__AIM OF THE TASK__
Return all of the data exactly as written, without the pictures.

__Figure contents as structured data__

'''

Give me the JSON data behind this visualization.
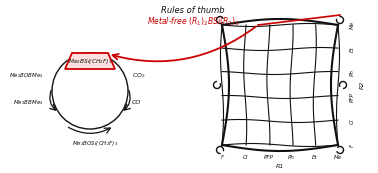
{
  "title": "Rules of thumb",
  "subtitle": "Metal-free $(R_1)_2BSi(R_2)_3$",
  "catalyst_label": "Me$_2$BSi(CH$_2$F)$_3$",
  "left_top": "Me$_2$BOBMe$_2$",
  "left_bottom": "Me$_2$BBMe$_2$",
  "right_top": "CO$_2$",
  "right_bottom": "CO",
  "bottom_label": "Me$_2$BOSi(CH$_2$F)$_3$",
  "x_axis_labels": [
    "F",
    "Cl",
    "PFP",
    "Ph",
    "Et",
    "Me"
  ],
  "x_axis_title": "R1",
  "y_axis_labels": [
    "F",
    "Cl",
    "PFP",
    "Ph",
    "Et",
    "Me"
  ],
  "y_axis_title": "R2",
  "red_color": "#cc0000",
  "black_color": "#111111",
  "bg_color": "#ffffff",
  "fig_width": 3.78,
  "fig_height": 1.73,
  "dpi": 100
}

'''

__SOLUTION TO THE EXERCISE__
Give me the JSON data behind this visualization.
{
  "title": "Rules of thumb",
  "subtitle": "Metal-free $(R_1)_2BSi(R_2)_3$",
  "catalyst_label": "Me$_2$BSi(CH$_2$F)$_3$",
  "left_top": "Me$_2$BOBMe$_2$",
  "left_bottom": "Me$_2$BBMe$_2$",
  "right_top": "CO$_2$",
  "right_bottom": "CO",
  "bottom_label": "Me$_2$BOSi(CH$_2$F)$_3$",
  "x_axis_labels": [
    "F",
    "Cl",
    "PFP",
    "Ph",
    "Et",
    "Me"
  ],
  "x_axis_title": "R1",
  "y_axis_labels": [
    "F",
    "Cl",
    "PFP",
    "Ph",
    "Et",
    "Me"
  ],
  "y_axis_title": "R2",
  "red_color": "#cc0000",
  "black_color": "#111111",
  "bg_color": "#ffffff",
  "fig_width": 3.78,
  "fig_height": 1.73,
  "dpi": 100
}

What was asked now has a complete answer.